WORK TO COMPLETE =
Below are the records. Gather each line that holds "Receiving".

***** LISTED ENTRIES

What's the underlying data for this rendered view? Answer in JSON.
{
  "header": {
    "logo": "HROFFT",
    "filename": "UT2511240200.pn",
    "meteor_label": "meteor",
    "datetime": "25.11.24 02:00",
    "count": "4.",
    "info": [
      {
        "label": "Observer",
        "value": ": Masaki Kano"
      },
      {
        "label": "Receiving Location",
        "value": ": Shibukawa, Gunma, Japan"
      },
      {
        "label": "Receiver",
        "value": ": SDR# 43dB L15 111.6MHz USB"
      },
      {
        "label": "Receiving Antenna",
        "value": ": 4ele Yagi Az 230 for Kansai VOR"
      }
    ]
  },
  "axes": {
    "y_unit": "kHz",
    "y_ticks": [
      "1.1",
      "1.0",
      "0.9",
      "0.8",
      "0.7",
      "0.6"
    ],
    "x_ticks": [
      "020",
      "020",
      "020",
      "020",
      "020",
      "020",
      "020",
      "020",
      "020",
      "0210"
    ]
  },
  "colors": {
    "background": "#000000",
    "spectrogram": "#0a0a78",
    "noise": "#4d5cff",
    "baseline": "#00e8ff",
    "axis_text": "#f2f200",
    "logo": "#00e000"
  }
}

**********

RESPONSE =
        "label": "Receiving Location",
        "label": "Receiving Antenna",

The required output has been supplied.